WHAT YOU HAVE TO DO. Filter the entries below, keeping every line that has the word "name".

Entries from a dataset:
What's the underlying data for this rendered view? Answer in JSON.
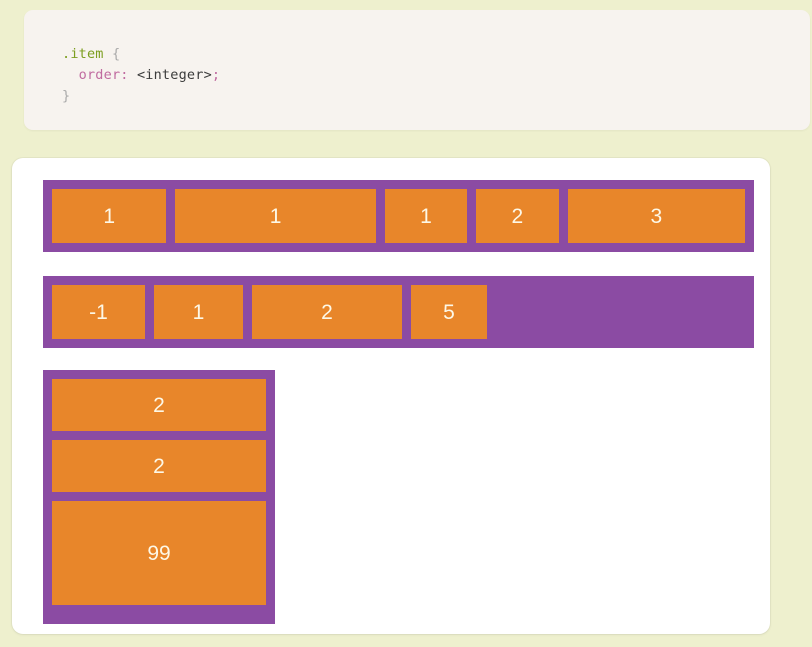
{
  "page": {
    "background_color": "#eef0ce"
  },
  "code_block": {
    "background_color": "#f7f3ef",
    "selector": ".item",
    "open_brace": " {",
    "property": "order",
    "colon": ": ",
    "value": "<integer>",
    "semicolon": ";",
    "close_brace": "}",
    "colors": {
      "selector": "#7c9e20",
      "property": "#c06ba0",
      "value": "#3b3b3b",
      "brace": "#a9a9a9"
    }
  },
  "demo": {
    "container_color": "#8b4ba3",
    "item_color": "#e8862a",
    "item_text_color": "#fdf8e7",
    "rows": [
      {
        "name": "order-demo-row-1",
        "direction": "row",
        "items": [
          {
            "label": "1"
          },
          {
            "label": "1"
          },
          {
            "label": "1"
          },
          {
            "label": "2"
          },
          {
            "label": "3"
          }
        ]
      },
      {
        "name": "order-demo-row-2",
        "direction": "row",
        "items": [
          {
            "label": "-1"
          },
          {
            "label": "1"
          },
          {
            "label": "2"
          },
          {
            "label": "5"
          }
        ]
      },
      {
        "name": "order-demo-column",
        "direction": "column",
        "items": [
          {
            "label": "2"
          },
          {
            "label": "2"
          },
          {
            "label": "99"
          }
        ]
      }
    ]
  }
}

RIGHT ANSWER.
        "name": "order-demo-row-1",
        "name": "order-demo-row-2",
        "name": "order-demo-column",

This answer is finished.